■ **Given exercise**
Lines from the one containing "Type out the text in this image." through the last line of the data are to be repeated word for word, both ends included.

■ **Listed records**
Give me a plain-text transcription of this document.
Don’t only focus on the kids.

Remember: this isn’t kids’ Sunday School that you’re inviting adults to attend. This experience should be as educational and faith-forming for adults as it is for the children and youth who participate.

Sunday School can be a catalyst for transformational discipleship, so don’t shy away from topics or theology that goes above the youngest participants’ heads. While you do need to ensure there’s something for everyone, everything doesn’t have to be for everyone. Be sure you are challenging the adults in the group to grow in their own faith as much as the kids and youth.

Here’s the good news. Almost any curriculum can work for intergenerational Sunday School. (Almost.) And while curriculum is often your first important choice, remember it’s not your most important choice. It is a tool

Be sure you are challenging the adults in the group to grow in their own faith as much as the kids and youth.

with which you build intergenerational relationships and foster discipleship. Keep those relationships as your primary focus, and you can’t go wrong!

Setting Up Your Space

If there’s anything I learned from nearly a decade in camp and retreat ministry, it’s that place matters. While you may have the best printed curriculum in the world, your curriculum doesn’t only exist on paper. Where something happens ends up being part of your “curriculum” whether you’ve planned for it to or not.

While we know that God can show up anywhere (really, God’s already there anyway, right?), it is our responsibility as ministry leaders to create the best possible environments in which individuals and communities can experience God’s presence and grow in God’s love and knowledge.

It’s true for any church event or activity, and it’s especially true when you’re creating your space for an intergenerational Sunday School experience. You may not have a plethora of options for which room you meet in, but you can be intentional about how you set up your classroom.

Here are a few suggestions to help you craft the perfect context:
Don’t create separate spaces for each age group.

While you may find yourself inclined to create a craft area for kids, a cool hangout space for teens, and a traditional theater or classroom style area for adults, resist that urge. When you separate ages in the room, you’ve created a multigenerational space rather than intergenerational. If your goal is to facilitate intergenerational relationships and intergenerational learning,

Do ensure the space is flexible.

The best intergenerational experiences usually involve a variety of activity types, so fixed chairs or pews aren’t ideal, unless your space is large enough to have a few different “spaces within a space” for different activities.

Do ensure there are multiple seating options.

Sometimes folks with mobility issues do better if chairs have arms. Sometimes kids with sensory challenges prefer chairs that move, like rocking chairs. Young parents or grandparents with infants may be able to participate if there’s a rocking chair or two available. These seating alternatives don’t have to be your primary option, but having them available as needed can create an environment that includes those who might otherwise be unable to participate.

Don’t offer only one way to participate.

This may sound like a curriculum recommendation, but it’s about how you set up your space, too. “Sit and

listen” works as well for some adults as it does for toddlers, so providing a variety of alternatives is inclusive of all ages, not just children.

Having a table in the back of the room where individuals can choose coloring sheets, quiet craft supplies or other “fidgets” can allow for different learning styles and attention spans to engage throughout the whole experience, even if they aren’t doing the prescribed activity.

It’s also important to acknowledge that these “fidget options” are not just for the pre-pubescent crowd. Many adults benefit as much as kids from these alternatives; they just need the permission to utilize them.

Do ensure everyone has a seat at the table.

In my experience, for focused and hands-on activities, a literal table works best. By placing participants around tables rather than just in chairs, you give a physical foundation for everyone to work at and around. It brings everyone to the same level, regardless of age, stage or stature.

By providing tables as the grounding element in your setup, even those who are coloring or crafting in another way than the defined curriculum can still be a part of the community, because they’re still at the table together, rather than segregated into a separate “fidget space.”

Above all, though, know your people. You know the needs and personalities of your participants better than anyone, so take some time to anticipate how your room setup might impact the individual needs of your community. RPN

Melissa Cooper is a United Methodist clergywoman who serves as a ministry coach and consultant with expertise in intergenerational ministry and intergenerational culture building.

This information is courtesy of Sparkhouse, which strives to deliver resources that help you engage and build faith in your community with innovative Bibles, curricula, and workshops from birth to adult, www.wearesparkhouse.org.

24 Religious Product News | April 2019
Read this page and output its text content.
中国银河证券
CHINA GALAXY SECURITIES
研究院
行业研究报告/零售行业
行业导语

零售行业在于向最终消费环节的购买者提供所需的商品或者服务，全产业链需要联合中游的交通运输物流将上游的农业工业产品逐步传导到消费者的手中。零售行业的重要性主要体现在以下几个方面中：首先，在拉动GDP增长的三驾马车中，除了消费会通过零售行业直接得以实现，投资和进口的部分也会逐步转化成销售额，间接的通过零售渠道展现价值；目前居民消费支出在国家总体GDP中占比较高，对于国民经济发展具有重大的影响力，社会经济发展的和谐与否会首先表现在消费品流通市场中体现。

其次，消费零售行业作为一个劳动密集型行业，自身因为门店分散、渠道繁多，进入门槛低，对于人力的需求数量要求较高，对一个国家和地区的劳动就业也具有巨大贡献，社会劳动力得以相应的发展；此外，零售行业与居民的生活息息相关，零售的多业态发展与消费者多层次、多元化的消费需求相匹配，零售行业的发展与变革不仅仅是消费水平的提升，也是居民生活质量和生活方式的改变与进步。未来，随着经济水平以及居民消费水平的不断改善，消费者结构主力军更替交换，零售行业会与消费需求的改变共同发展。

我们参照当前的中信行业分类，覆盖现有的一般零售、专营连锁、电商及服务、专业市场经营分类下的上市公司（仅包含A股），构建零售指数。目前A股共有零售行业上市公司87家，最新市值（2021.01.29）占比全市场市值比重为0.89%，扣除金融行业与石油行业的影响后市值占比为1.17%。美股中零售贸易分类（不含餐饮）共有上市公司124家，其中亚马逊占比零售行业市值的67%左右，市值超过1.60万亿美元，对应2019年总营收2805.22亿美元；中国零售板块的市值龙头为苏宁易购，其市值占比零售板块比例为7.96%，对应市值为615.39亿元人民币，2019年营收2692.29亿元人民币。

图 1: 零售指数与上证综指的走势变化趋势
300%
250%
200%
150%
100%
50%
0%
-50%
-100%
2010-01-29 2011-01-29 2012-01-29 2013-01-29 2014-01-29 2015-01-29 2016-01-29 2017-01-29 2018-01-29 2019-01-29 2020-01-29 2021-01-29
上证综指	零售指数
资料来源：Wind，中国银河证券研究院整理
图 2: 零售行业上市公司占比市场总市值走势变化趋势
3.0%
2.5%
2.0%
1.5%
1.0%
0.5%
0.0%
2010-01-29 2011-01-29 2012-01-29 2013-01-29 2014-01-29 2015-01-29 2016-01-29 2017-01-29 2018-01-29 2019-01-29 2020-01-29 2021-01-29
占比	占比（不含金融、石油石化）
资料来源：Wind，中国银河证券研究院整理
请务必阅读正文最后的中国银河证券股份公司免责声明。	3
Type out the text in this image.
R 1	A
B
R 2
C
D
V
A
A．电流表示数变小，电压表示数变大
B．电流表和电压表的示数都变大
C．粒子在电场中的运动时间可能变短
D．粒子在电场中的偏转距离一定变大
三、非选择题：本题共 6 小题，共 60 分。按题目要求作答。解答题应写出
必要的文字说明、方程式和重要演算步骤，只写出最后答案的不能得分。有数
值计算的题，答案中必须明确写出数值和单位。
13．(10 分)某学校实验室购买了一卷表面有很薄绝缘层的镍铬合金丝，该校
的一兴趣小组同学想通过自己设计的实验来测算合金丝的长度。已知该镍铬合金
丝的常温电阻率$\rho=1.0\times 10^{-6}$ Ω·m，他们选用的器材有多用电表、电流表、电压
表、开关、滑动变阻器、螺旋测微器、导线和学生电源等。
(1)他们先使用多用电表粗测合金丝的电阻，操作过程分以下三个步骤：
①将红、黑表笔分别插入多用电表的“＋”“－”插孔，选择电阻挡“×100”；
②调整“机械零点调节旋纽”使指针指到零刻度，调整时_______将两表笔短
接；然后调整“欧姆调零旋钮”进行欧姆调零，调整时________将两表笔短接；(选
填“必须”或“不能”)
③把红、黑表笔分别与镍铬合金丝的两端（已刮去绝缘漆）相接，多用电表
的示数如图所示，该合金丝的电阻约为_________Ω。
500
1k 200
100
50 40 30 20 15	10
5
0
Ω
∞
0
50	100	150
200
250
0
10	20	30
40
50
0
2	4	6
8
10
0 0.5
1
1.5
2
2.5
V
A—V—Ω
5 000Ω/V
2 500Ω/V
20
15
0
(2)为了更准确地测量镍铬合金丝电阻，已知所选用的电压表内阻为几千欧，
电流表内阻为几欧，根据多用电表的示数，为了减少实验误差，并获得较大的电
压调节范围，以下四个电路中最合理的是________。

■ **Solution**
Type out the text in this image.
R 1	A
B
R 2
C
D
V
A
A．电流表示数变小，电压表示数变大
B．电流表和电压表的示数都变大
C．粒子在电场中的运动时间可能变短
D．粒子在电场中的偏转距离一定变大
三、非选择题：本题共 6 小题，共 60 分。按题目要求作答。解答题应写出
必要的文字说明、方程式和重要演算步骤，只写出最后答案的不能得分。有数
值计算的题，答案中必须明确写出数值和单位。
13．(10 分)某学校实验室购买了一卷表面有很薄绝缘层的镍铬合金丝，该校
的一兴趣小组同学想通过自己设计的实验来测算合金丝的长度。已知该镍铬合金
丝的常温电阻率$\rho=1.0\times 10^{-6}$ Ω·m，他们选用的器材有多用电表、电流表、电压
表、开关、滑动变阻器、螺旋测微器、导线和学生电源等。
(1)他们先使用多用电表粗测合金丝的电阻，操作过程分以下三个步骤：
①将红、黑表笔分别插入多用电表的“＋”“－”插孔，选择电阻挡“×100”；
②调整“机械零点调节旋纽”使指针指到零刻度，调整时_______将两表笔短
接；然后调整“欧姆调零旋钮”进行欧姆调零，调整时________将两表笔短接；(选
填“必须”或“不能”)
③把红、黑表笔分别与镍铬合金丝的两端（已刮去绝缘漆）相接，多用电表
的示数如图所示，该合金丝的电阻约为_________Ω。
500
1k 200
100
50 40 30 20 15	10
5
0
Ω
∞
0
50	100	150
200
250
0
10	20	30
40
50
0
2	4	6
8
10
0 0.5
1
1.5
2
2.5
V
A—V—Ω
5 000Ω/V
2 500Ω/V
20
15
0
(2)为了更准确地测量镍铬合金丝电阻，已知所选用的电压表内阻为几千欧，
电流表内阻为几欧，根据多用电表的示数，为了减少实验误差，并获得较大的电
压调节范围，以下四个电路中最合理的是________。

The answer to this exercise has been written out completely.